Интервью с группой "РАСТУЩЕЕ СОПРОТИВЛЕНИЕ"

    г. Наро-Фоминск 21.02.1999
 
    Панк-рок не умер!
    Просто он так пахнет.
 
   Ольга: Представьтесь, пожалуйста.
 
   Леха: Я пытаюсь петь. Ты — бас.
 
   Женя: Я барабанщик.
 
   Мамонт: Я ритм, соло и прочие штучки.
 
   О: Когда и при каких обстоятельствах образовалась наша группа?
 
   Л: Не знаю. Я не помню.
 
   Ж: 1992-й год что ли.
 
   Л: Нет, 94-й что ли.
 
   М: Зимой, в подвале.
 
   О: При каких условиях?
 
   М: Снег шел.
 
   О: Откуда знали друг друга?
 
   Л: Учились в одном классе. Я, вообще, на басе играл. И состав совершенно другой был. У Мамонта своя группа была — «Покос». Но потом у нас сформировался довольно стабильный состав: я, Женя, Мамонт. Менялись только басисты.
 
   О: Как дальше развивалась история группы?
 
   Л: Полуподвальная группа начала трансформироваться во что-то более серьезное. Появилось множество идей — музыкальных и интеллектуальных. (Посмеивается). Репетировали в ДК «Строитель», пока нас оттуда не поперли. Потом пошли на какие-то концерты, где мы играли в жопу пьяные. Короче, дрянь какая-то была в то время.
 
   О: В данный момент что происходит в группе?
 
   Л: Все поменялось. Состав поменялся. Песни сочиняем. Играем. Ты пришла.
 
   О: Как вы понимаете панк-рок?
 
   Л: Панк как что?
 
   О: Как музыкальный стиль, например?
 
   Л: А можно ли панк-рок назвать музыкой? Музыка — это такой термин, какой не подходит к панк-року. Я не знаю, как это объяснить, но это другое совсем.
 
   О: Панк-рок — это явление скорее музыкальное или социальное?
 
   Л: Антисоциальное, конечно… для кого-то… Панк-рок настроен против системы, против истеблишмента, поэтому он и антисоциален. А все остальные «музыканты» — все системники.
 
   О: То есть, сердцевиной панка является бунт, протест, как это будет выражаться музыкально, это же не важно?
 
   Л: Конечно. Это может выражаться даже не в музыке. Некоторые картины рисуют, другие стихи пишут — тоже панк.
 
   О: А как этот протест и бунт могут выражаться?
 
   Л: На сцене кривлянием (смеется)… Поведение отвратительное. Вызывающее. Провокационное.
 
   О: Должен ли панк-рок нести опасность для общества?
 
   Л: А он и несет.
 
   О: Ну и что панки разрушили?
 
   Л: Это же не распространяется на здания, на вещи. Это не тупое разрушение в физическом плане "destroy и мне все по фигу". Это распространяется на мозги на эстетику, сознание, мораль буржуазную.
 
   О: И чего панк-рок добился?
 
   Л: Он добился того, что его стали запрещать. Бороться с этим обществом отвратительным не так это легко.

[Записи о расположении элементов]

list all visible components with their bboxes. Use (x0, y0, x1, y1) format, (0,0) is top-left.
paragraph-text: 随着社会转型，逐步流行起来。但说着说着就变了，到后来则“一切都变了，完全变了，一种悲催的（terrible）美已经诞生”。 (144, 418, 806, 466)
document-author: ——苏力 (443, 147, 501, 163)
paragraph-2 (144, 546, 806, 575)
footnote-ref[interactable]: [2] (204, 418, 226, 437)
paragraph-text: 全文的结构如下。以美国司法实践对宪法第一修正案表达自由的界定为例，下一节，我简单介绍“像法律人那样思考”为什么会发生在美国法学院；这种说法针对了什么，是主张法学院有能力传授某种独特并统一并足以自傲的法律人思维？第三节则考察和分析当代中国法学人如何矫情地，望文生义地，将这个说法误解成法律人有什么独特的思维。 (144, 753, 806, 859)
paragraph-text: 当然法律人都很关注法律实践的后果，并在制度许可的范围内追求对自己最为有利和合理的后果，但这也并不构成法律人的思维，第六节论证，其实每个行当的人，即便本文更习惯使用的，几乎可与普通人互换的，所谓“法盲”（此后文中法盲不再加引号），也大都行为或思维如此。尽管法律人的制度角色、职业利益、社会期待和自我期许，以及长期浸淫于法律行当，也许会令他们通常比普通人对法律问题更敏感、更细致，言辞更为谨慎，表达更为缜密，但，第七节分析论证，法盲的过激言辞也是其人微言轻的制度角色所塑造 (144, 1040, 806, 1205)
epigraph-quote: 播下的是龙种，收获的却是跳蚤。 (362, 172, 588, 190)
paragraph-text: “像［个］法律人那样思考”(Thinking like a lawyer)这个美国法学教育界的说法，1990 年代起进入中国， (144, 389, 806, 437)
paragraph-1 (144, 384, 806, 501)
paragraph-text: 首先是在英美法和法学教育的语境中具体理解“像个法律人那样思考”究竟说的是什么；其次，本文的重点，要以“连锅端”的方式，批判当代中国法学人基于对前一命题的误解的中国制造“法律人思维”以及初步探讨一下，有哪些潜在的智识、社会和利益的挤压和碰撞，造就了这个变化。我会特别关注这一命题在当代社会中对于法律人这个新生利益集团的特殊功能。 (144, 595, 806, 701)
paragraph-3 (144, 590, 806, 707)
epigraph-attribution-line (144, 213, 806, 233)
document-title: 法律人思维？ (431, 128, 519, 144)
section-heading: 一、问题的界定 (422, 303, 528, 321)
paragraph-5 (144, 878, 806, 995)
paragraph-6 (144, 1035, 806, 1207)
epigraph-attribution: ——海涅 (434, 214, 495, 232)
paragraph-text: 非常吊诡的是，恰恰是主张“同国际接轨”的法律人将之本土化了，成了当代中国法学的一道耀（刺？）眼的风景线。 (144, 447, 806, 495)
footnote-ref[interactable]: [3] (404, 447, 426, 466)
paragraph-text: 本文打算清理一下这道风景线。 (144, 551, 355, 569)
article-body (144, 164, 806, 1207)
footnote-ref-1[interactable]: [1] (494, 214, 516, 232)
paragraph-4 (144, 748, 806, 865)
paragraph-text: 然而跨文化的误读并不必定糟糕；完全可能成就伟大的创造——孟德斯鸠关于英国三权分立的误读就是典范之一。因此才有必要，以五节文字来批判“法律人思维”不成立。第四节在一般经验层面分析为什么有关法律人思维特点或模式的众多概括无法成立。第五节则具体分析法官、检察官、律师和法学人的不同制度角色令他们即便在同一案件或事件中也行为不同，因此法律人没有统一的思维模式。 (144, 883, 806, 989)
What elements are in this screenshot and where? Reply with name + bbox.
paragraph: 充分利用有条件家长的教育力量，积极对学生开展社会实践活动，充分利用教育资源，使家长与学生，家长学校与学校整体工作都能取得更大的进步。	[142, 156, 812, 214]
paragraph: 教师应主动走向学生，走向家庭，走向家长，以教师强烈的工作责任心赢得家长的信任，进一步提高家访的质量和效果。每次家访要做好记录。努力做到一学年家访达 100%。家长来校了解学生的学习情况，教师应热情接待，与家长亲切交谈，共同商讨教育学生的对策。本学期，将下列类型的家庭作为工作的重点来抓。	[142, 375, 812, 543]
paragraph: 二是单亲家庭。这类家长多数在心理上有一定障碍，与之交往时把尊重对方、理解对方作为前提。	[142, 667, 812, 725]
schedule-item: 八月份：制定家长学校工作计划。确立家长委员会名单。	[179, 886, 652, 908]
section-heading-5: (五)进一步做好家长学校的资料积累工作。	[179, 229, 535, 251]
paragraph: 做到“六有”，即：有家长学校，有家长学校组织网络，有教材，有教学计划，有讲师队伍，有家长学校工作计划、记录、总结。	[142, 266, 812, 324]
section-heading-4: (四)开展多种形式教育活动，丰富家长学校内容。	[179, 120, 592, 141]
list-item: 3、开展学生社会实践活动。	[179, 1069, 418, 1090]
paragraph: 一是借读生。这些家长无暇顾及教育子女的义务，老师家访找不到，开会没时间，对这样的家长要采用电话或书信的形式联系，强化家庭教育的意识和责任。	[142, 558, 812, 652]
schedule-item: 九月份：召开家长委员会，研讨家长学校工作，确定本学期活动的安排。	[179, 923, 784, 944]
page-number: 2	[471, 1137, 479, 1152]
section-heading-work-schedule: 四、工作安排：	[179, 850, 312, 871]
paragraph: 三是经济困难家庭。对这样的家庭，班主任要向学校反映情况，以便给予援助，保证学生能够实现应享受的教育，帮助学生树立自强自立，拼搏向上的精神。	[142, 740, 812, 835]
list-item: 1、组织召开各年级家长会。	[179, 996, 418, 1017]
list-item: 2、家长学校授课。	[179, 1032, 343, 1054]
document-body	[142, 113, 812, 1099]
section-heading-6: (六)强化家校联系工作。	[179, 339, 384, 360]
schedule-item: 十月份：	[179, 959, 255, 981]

■ **Список заданий**
(a) Ответьте на вопросы по интервью:
(i) Как называлась группа, которая была у Мамонта?
(ii) Где репетировала группа, пока её оттуда не выгнали?
(iii) Чего, по словам Лехи, добился панк-рок?
(b) Назовите всё, на что, согласно интервью, распространяется разрушение, которое несёт панк-рок.
Записи являются отдельным материалом.

■ **Ответы к заданиям**
(a)
(i) «Покос».
(ii) В ДК «Строитель».
(iii) Того, что его стали запрещать.

(b) Мозги, эстетика, сознание, буржуазная мораль.